§ **PROMPT**
Repeat each entry as written, dropping any picture you find.

......

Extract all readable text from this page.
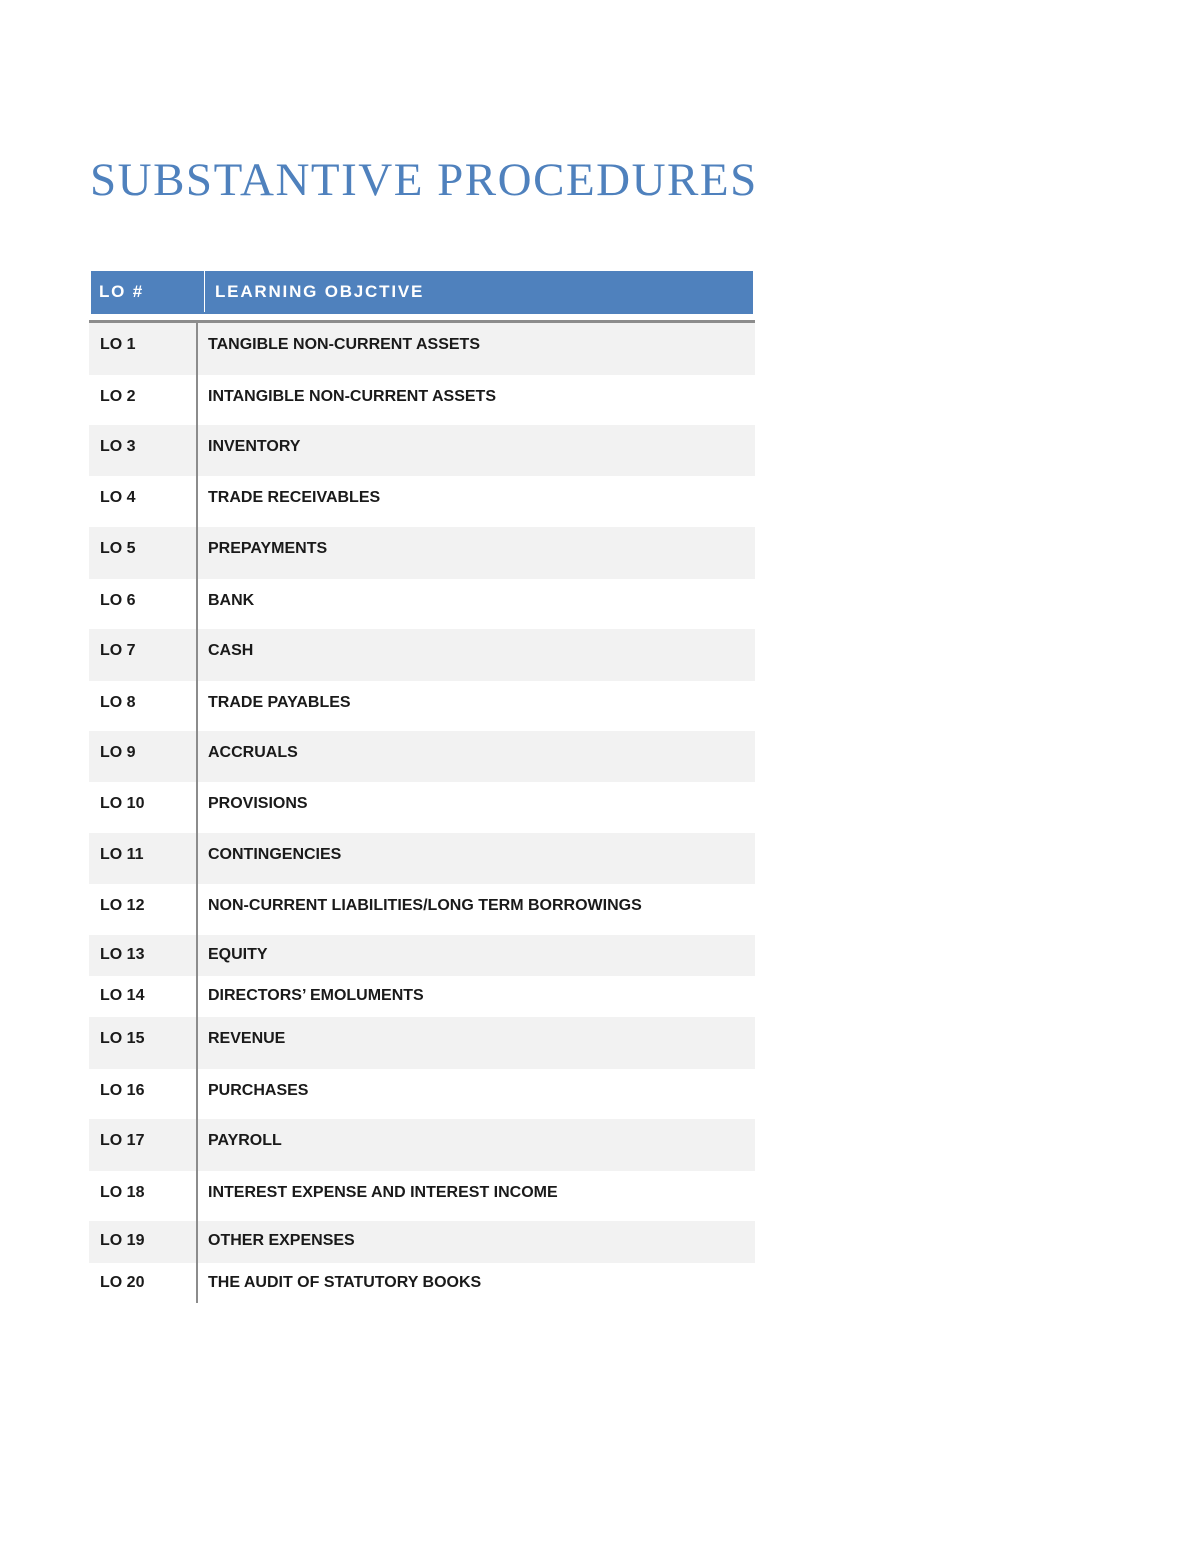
SUBSTANTIVE PROCEDURES
LO #	LEARNING OBJCTIVE
LO 1	TANGIBLE NON-CURRENT ASSETS
LO 2	INTANGIBLE NON-CURRENT ASSETS
LO 3	INVENTORY
LO 4	TRADE RECEIVABLES
LO 5	PREPAYMENTS
LO 6	BANK
LO 7	CASH
LO 8	TRADE PAYABLES
LO 9	ACCRUALS
LO 10	PROVISIONS
LO 11	CONTINGENCIES
LO 12	NON-CURRENT LIABILITIES/LONG TERM BORROWINGS
LO 13	EQUITY
LO 14	DIRECTORS’ EMOLUMENTS
LO 15	REVENUE
LO 16	PURCHASES
LO 17	PAYROLL
LO 18	INTEREST EXPENSE AND INTEREST INCOME
LO 19	OTHER EXPENSES
LO 20	THE AUDIT OF STATUTORY BOOKS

......

§ **WORKED ANSWER**
Extract all readable text from this page.
SUBSTANTIVE PROCEDURES
LO #	LEARNING OBJCTIVE
LO 1	TANGIBLE NON-CURRENT ASSETS
LO 2	INTANGIBLE NON-CURRENT ASSETS
LO 3	INVENTORY
LO 4	TRADE RECEIVABLES
LO 5	PREPAYMENTS
LO 6	BANK
LO 7	CASH
LO 8	TRADE PAYABLES
LO 9	ACCRUALS
LO 10	PROVISIONS
LO 11	CONTINGENCIES
LO 12	NON-CURRENT LIABILITIES/LONG TERM BORROWINGS
LO 13	EQUITY
LO 14	DIRECTORS’ EMOLUMENTS
LO 15	REVENUE
LO 16	PURCHASES
LO 17	PAYROLL
LO 18	INTEREST EXPENSE AND INTEREST INCOME
LO 19	OTHER EXPENSES
LO 20	THE AUDIT OF STATUTORY BOOKS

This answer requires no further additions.